RECORDS FOR THIS TASK:
★ ★ ★ ★ ★ ★ ★
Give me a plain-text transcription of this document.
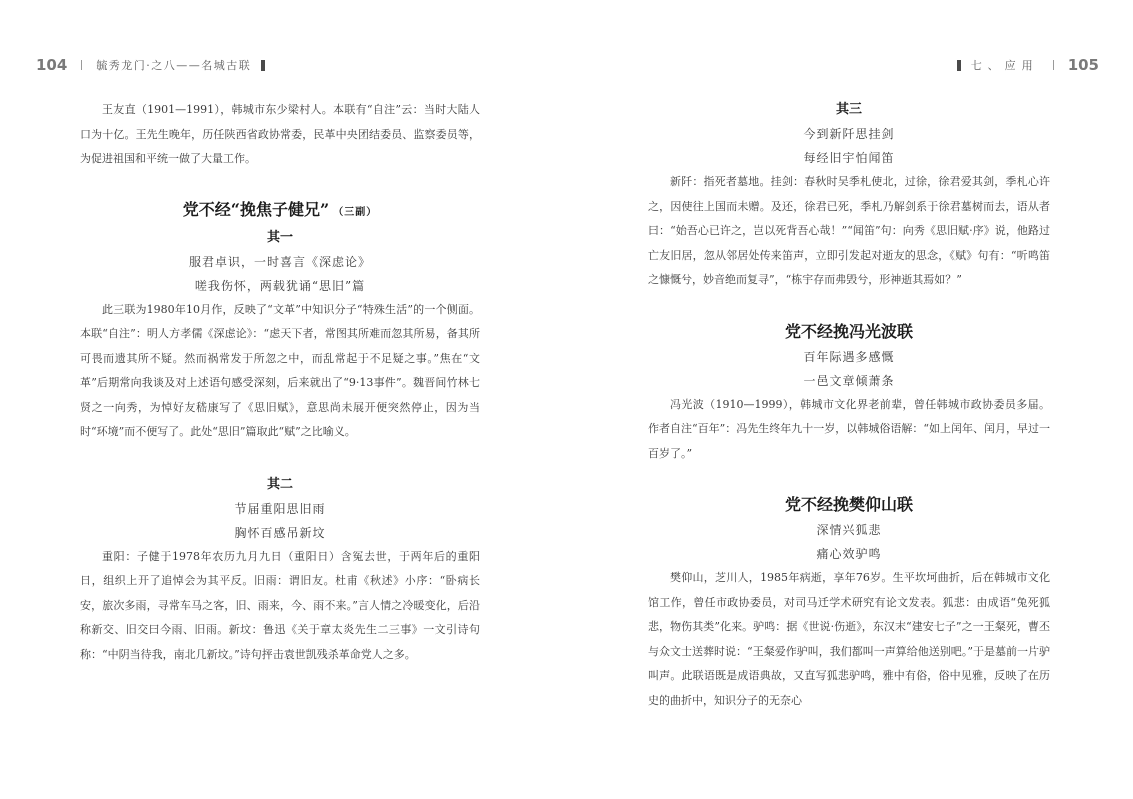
104	毓秀龙门·之八——名城古联

王友直（1901—1991），韩城市东少梁村人。本联有“自注”云：当时大陆人口为十亿。王先生晚年，历任陕西省政协常委，民革中央团结委员、监察委员等，为促进祖国和平统一做了大量工作。

党不经“挽焦子健兄” （三副）
其一
服君卓识，一时喜言《深虑论》
嗟我伤怀，两载犹诵“思旧”篇

此三联为1980年10月作，反映了“文革”中知识分子“特殊生活”的一个侧面。本联“自注”：明人方孝儒《深虑论》：“虑天下者，常图其所难而忽其所易，备其所可畏而遗其所不疑。然而祸常发于所忽之中，而乱常起于不足疑之事。”焦在“文革”后期常向我谈及对上述语句感受深刻，后来就出了“9·13事件”。魏晋间竹林七贤之一向秀，为悼好友嵇康写了《思旧赋》，意思尚未展开便突然停止，因为当时“环境”而不便写了。此处“思旧”篇取此“赋”之比喻义。

其二
节届重阳思旧雨
胸怀百感吊新坟

重阳：子健于1978年农历九月九日（重阳日）含冤去世，于两年后的重阳日，组织上开了追悼会为其平反。旧雨：谓旧友。杜甫《秋述》小序：“卧病长安，旅次多雨，寻常车马之客，旧、雨来，今、雨不来。”言人情之冷暖变化，后沿称新交、旧交曰今雨、旧雨。新坟：鲁迅《关于章太炎先生二三事》一文引诗句称：“中阴当待我，南北几新坟。”诗句抨击袁世凯残杀革命党人之多。

七、应用 105
其三
今到新阡思挂剑
每经旧宇怕闻笛

新阡：指死者墓地。挂剑：春秋时吴季札使北，过徐，徐君爱其剑，季札心许之，因使往上国而未赠。及还，徐君已死，季札乃解剑系于徐君墓树而去，语从者曰：“始吾心已许之，岂以死背吾心哉！”“闻笛”句：向秀《思旧赋·序》说，他路过亡友旧居，忽从邻居处传来笛声，立即引发起对逝友的思念，《赋》句有：“听鸣笛之慷慨兮，妙音绝而复寻”，“栋宇存而弗毁兮，形神逝其焉如？”

党不经挽冯光波联
百年际遇多感慨
一邑文章倾萧条

冯光波（1910—1999），韩城市文化界老前辈，曾任韩城市政协委员多届。作者自注“百年”：冯先生终年九十一岁，以韩城俗语解：“如上闰年、闰月，早过一百岁了。”

党不经挽樊仰山联
深情兴狐悲
痛心效驴鸣

樊仰山，芝川人，1985年病逝，享年76岁。生平坎坷曲折，后在韩城市文化馆工作，曾任市政协委员，对司马迁学术研究有论文发表。狐悲：由成语“兔死狐悲，物伤其类”化来。驴鸣：据《世说·伤逝》，东汉末“建安七子”之一王粲死，曹丕与众文士送葬时说：“王粲爱作驴叫，我们都叫一声算给他送别吧。”于是墓前一片驴叫声。此联语既是成语典故，又直写狐悲驴鸣，雅中有俗，俗中见雅，反映了在历史的曲折中，知识分子的无奈心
★ ★ ★ ★ ★ ★ ★
EXERCISE DIRECTIONS:
Retype the records exactly. Any image in them should not appear in what you write.

EXERCISE RESULT:
Give me a plain-text transcription of this document.
104	毓秀龙门·之八——名城古联

王友直（1901—1991），韩城市东少梁村人。本联有“自注”云：当时大陆人口为十亿。王先生晚年，历任陕西省政协常委，民革中央团结委员、监察委员等，为促进祖国和平统一做了大量工作。

党不经“挽焦子健兄” （三副）
其一
服君卓识，一时喜言《深虑论》
嗟我伤怀，两载犹诵“思旧”篇

此三联为1980年10月作，反映了“文革”中知识分子“特殊生活”的一个侧面。本联“自注”：明人方孝儒《深虑论》：“虑天下者，常图其所难而忽其所易，备其所可畏而遗其所不疑。然而祸常发于所忽之中，而乱常起于不足疑之事。”焦在“文革”后期常向我谈及对上述语句感受深刻，后来就出了“9·13事件”。魏晋间竹林七贤之一向秀，为悼好友嵇康写了《思旧赋》，意思尚未展开便突然停止，因为当时“环境”而不便写了。此处“思旧”篇取此“赋”之比喻义。

其二
节届重阳思旧雨
胸怀百感吊新坟

重阳：子健于1978年农历九月九日（重阳日）含冤去世，于两年后的重阳日，组织上开了追悼会为其平反。旧雨：谓旧友。杜甫《秋述》小序：“卧病长安，旅次多雨，寻常车马之客，旧、雨来，今、雨不来。”言人情之冷暖变化，后沿称新交、旧交曰今雨、旧雨。新坟：鲁迅《关于章太炎先生二三事》一文引诗句称：“中阴当待我，南北几新坟。”诗句抨击袁世凯残杀革命党人之多。

七、应用 105
其三
今到新阡思挂剑
每经旧宇怕闻笛

新阡：指死者墓地。挂剑：春秋时吴季札使北，过徐，徐君爱其剑，季札心许之，因使往上国而未赠。及还，徐君已死，季札乃解剑系于徐君墓树而去，语从者曰：“始吾心已许之，岂以死背吾心哉！”“闻笛”句：向秀《思旧赋·序》说，他路过亡友旧居，忽从邻居处传来笛声，立即引发起对逝友的思念，《赋》句有：“听鸣笛之慷慨兮，妙音绝而复寻”，“栋宇存而弗毁兮，形神逝其焉如？”

党不经挽冯光波联
百年际遇多感慨
一邑文章倾萧条

冯光波（1910—1999），韩城市文化界老前辈，曾任韩城市政协委员多届。作者自注“百年”：冯先生终年九十一岁，以韩城俗语解：“如上闰年、闰月，早过一百岁了。”

党不经挽樊仰山联
深情兴狐悲
痛心效驴鸣

樊仰山，芝川人，1985年病逝，享年76岁。生平坎坷曲折，后在韩城市文化馆工作，曾任市政协委员，对司马迁学术研究有论文发表。狐悲：由成语“兔死狐悲，物伤其类”化来。驴鸣：据《世说·伤逝》，东汉末“建安七子”之一王粲死，曹丕与众文士送葬时说：“王粲爱作驴叫，我们都叫一声算给他送别吧。”于是墓前一片驴叫声。此联语既是成语典故，又直写狐悲驴鸣，雅中有俗，俗中见雅，反映了在历史的曲折中，知识分子的无奈心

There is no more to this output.